Excerpts from a figure dataset
** begin **
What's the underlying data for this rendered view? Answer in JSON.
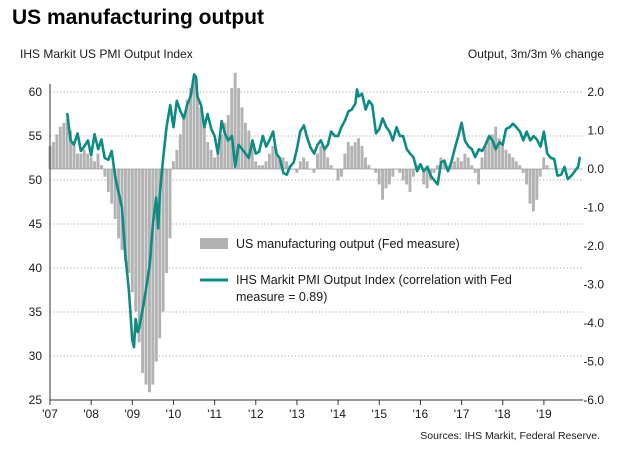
{
  "chart_data": {
    "type": "bar+line",
    "title": "US manufacturing output",
    "ylabel_left": "IHS Markit US PMI Output  Index",
    "ylabel_right": "Output,  3m/3m  % change",
    "source": "Sources: IHS Markit, Federal Reserve.",
    "x_ticks": [
      "'07",
      "'08",
      "'09",
      "'10",
      "'11",
      "'12",
      "'13",
      "'14",
      "'15",
      "'16",
      "'17",
      "'18",
      "'19"
    ],
    "x_range": [
      2007.0,
      2019.95
    ],
    "y_left": {
      "min": 25,
      "max": 60,
      "ticks": [
        25,
        30,
        35,
        40,
        45,
        50,
        55,
        60
      ]
    },
    "y_right": {
      "min": -6,
      "max": 2,
      "ticks": [
        "2.0",
        "1.0",
        "0.0",
        "-1.0",
        "-2.0",
        "-3.0",
        "-4.0",
        "-5.0",
        "-6.0"
      ]
    },
    "legend": [
      {
        "name": "US manufacturing output (Fed measure)",
        "type": "bar",
        "color": "#b3b3b3"
      },
      {
        "name": "IHS Markit PMI Output Index (correlation with Fed measure = 0.89)",
        "type": "line",
        "color": "#0e8b82"
      }
    ],
    "legend_lines": [
      "US manufacturing output (Fed measure)",
      "IHS Markit PMI Output Index (correlation with Fed",
      "measure = 0.89)"
    ],
    "series": [
      {
        "name": "US manufacturing output (Fed measure)",
        "axis": "right",
        "color": "#b3b3b3",
        "start": 2007.0,
        "step": 0.0833,
        "values": [
          0.6,
          0.7,
          0.9,
          1.1,
          1.2,
          1.3,
          1.0,
          0.6,
          0.4,
          0.4,
          0.5,
          0.4,
          0.3,
          0.2,
          0.4,
          0.1,
          -0.2,
          -0.6,
          -0.9,
          -1.3,
          -1.8,
          -2.1,
          -2.4,
          -2.7,
          -3.2,
          -3.7,
          -4.5,
          -5.3,
          -5.6,
          -5.8,
          -5.6,
          -5.0,
          -4.4,
          -3.7,
          -2.7,
          -1.8,
          0.2,
          0.5,
          0.9,
          1.4,
          1.8,
          2.1,
          2.4,
          2.0,
          1.6,
          1.1,
          0.7,
          0.5,
          0.3,
          0.5,
          0.9,
          1.2,
          1.4,
          2.1,
          2.5,
          2.1,
          1.6,
          1.2,
          1.0,
          0.6,
          0.2,
          0.1,
          0.1,
          0.2,
          0.4,
          0.6,
          0.5,
          0.3,
          0.3,
          0.2,
          0.1,
          0.0,
          -0.1,
          0.2,
          0.3,
          0.2,
          0.0,
          -0.1,
          0.4,
          0.6,
          0.5,
          0.3,
          0.1,
          0.0,
          -0.3,
          -0.2,
          0.4,
          0.7,
          0.6,
          0.7,
          0.8,
          0.6,
          0.3,
          0.1,
          0.0,
          -0.1,
          -0.4,
          -0.8,
          -0.5,
          -0.4,
          -0.2,
          0.0,
          -0.1,
          -0.3,
          -0.4,
          -0.6,
          -0.2,
          0.1,
          0.0,
          -0.4,
          -0.5,
          -0.3,
          -0.1,
          0.1,
          0.3,
          0.2,
          0.0,
          0.1,
          0.2,
          0.3,
          0.2,
          0.4,
          0.3,
          0.1,
          -0.1,
          -0.4,
          0.3,
          0.6,
          0.8,
          0.9,
          1.1,
          0.8,
          0.6,
          0.5,
          0.4,
          0.3,
          0.2,
          0.1,
          -0.1,
          -0.4,
          -0.9,
          -1.1,
          -0.8,
          -0.2,
          0.3,
          0.1
        ]
      },
      {
        "name": "IHS Markit PMI Output Index",
        "axis": "left",
        "color": "#0e8b82",
        "points": [
          [
            2007.42,
            57.5
          ],
          [
            2007.5,
            54.5
          ],
          [
            2007.58,
            54.0
          ],
          [
            2007.67,
            55.3
          ],
          [
            2007.75,
            53.3
          ],
          [
            2007.83,
            53.8
          ],
          [
            2007.92,
            54.5
          ],
          [
            2008.0,
            52.8
          ],
          [
            2008.08,
            55.2
          ],
          [
            2008.17,
            53.5
          ],
          [
            2008.25,
            54.6
          ],
          [
            2008.33,
            52.5
          ],
          [
            2008.42,
            52.3
          ],
          [
            2008.5,
            53.3
          ],
          [
            2008.58,
            50.5
          ],
          [
            2008.67,
            48.5
          ],
          [
            2008.75,
            46.8
          ],
          [
            2008.83,
            41.5
          ],
          [
            2008.92,
            37.3
          ],
          [
            2009.0,
            31.8
          ],
          [
            2009.04,
            31.0
          ],
          [
            2009.08,
            34.2
          ],
          [
            2009.13,
            32.7
          ],
          [
            2009.17,
            33.2
          ],
          [
            2009.25,
            35.3
          ],
          [
            2009.33,
            37.5
          ],
          [
            2009.42,
            40.2
          ],
          [
            2009.5,
            45.0
          ],
          [
            2009.58,
            48.0
          ],
          [
            2009.63,
            44.5
          ],
          [
            2009.67,
            48.5
          ],
          [
            2009.75,
            52.5
          ],
          [
            2009.83,
            56.0
          ],
          [
            2009.92,
            58.5
          ],
          [
            2010.0,
            56.0
          ],
          [
            2010.08,
            59.0
          ],
          [
            2010.17,
            57.8
          ],
          [
            2010.25,
            57.0
          ],
          [
            2010.33,
            58.5
          ],
          [
            2010.42,
            59.6
          ],
          [
            2010.5,
            62.0
          ],
          [
            2010.55,
            61.7
          ],
          [
            2010.58,
            59.5
          ],
          [
            2010.67,
            58.5
          ],
          [
            2010.75,
            56.0
          ],
          [
            2010.83,
            57.5
          ],
          [
            2010.92,
            55.8
          ],
          [
            2011.0,
            55.0
          ],
          [
            2011.08,
            53.0
          ],
          [
            2011.17,
            56.7
          ],
          [
            2011.25,
            55.3
          ],
          [
            2011.33,
            54.5
          ],
          [
            2011.42,
            55.0
          ],
          [
            2011.5,
            51.5
          ],
          [
            2011.58,
            54.0
          ],
          [
            2011.67,
            53.5
          ],
          [
            2011.75,
            53.0
          ],
          [
            2011.83,
            52.5
          ],
          [
            2011.92,
            54.5
          ],
          [
            2012.0,
            53.0
          ],
          [
            2012.08,
            53.2
          ],
          [
            2012.17,
            55.0
          ],
          [
            2012.25,
            53.8
          ],
          [
            2012.33,
            54.5
          ],
          [
            2012.42,
            55.5
          ],
          [
            2012.5,
            53.0
          ],
          [
            2012.58,
            52.5
          ],
          [
            2012.67,
            50.8
          ],
          [
            2012.75,
            50.6
          ],
          [
            2012.83,
            51.5
          ],
          [
            2012.92,
            52.0
          ],
          [
            2013.0,
            53.5
          ],
          [
            2013.08,
            55.5
          ],
          [
            2013.17,
            56.2
          ],
          [
            2013.25,
            54.8
          ],
          [
            2013.33,
            53.7
          ],
          [
            2013.42,
            53.0
          ],
          [
            2013.5,
            54.0
          ],
          [
            2013.58,
            54.5
          ],
          [
            2013.67,
            53.5
          ],
          [
            2013.75,
            54.0
          ],
          [
            2013.83,
            55.5
          ],
          [
            2013.92,
            55.0
          ],
          [
            2014.0,
            55.0
          ],
          [
            2014.08,
            56.0
          ],
          [
            2014.17,
            56.8
          ],
          [
            2014.25,
            57.8
          ],
          [
            2014.33,
            58.0
          ],
          [
            2014.42,
            58.7
          ],
          [
            2014.46,
            60.3
          ],
          [
            2014.5,
            59.5
          ],
          [
            2014.58,
            59.8
          ],
          [
            2014.67,
            58.0
          ],
          [
            2014.75,
            59.0
          ],
          [
            2014.83,
            58.5
          ],
          [
            2014.92,
            55.3
          ],
          [
            2015.0,
            55.8
          ],
          [
            2015.08,
            57.0
          ],
          [
            2015.17,
            56.0
          ],
          [
            2015.25,
            55.5
          ],
          [
            2015.33,
            54.5
          ],
          [
            2015.42,
            56.0
          ],
          [
            2015.5,
            55.0
          ],
          [
            2015.58,
            55.0
          ],
          [
            2015.67,
            53.5
          ],
          [
            2015.75,
            53.0
          ],
          [
            2015.83,
            52.6
          ],
          [
            2015.92,
            51.0
          ],
          [
            2016.0,
            51.8
          ],
          [
            2016.08,
            51.0
          ],
          [
            2016.17,
            51.5
          ],
          [
            2016.25,
            50.5
          ],
          [
            2016.33,
            50.0
          ],
          [
            2016.42,
            49.5
          ],
          [
            2016.5,
            52.0
          ],
          [
            2016.58,
            52.2
          ],
          [
            2016.67,
            51.0
          ],
          [
            2016.75,
            52.0
          ],
          [
            2016.83,
            53.5
          ],
          [
            2016.92,
            55.0
          ],
          [
            2017.0,
            56.5
          ],
          [
            2017.08,
            54.5
          ],
          [
            2017.17,
            53.8
          ],
          [
            2017.25,
            53.5
          ],
          [
            2017.33,
            52.6
          ],
          [
            2017.42,
            53.5
          ],
          [
            2017.5,
            53.3
          ],
          [
            2017.58,
            54.0
          ],
          [
            2017.67,
            55.0
          ],
          [
            2017.75,
            54.5
          ],
          [
            2017.83,
            53.5
          ],
          [
            2017.92,
            54.3
          ],
          [
            2018.0,
            54.0
          ],
          [
            2018.08,
            55.8
          ],
          [
            2018.17,
            56.0
          ],
          [
            2018.25,
            56.4
          ],
          [
            2018.33,
            56.0
          ],
          [
            2018.42,
            55.5
          ],
          [
            2018.5,
            54.5
          ],
          [
            2018.58,
            55.5
          ],
          [
            2018.67,
            54.5
          ],
          [
            2018.75,
            55.0
          ],
          [
            2018.83,
            54.6
          ],
          [
            2018.92,
            53.8
          ],
          [
            2019.0,
            55.5
          ],
          [
            2019.08,
            53.0
          ],
          [
            2019.17,
            52.5
          ],
          [
            2019.25,
            52.4
          ],
          [
            2019.33,
            50.5
          ],
          [
            2019.42,
            50.6
          ],
          [
            2019.5,
            51.5
          ],
          [
            2019.58,
            50.1
          ],
          [
            2019.67,
            50.5
          ],
          [
            2019.75,
            51.0
          ],
          [
            2019.83,
            51.5
          ],
          [
            2019.87,
            52.5
          ]
        ]
      }
    ]
  }
}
** end **
◆ DIRECTIONS ◆
Identify and copy all lines with the word "color".

◆ RESULT FOR THIS EXERCISE ◆
        "color": "#b3b3b3"
        "color": "#0e8b82"
        "color": "#b3b3b3",
        "color": "#0e8b82",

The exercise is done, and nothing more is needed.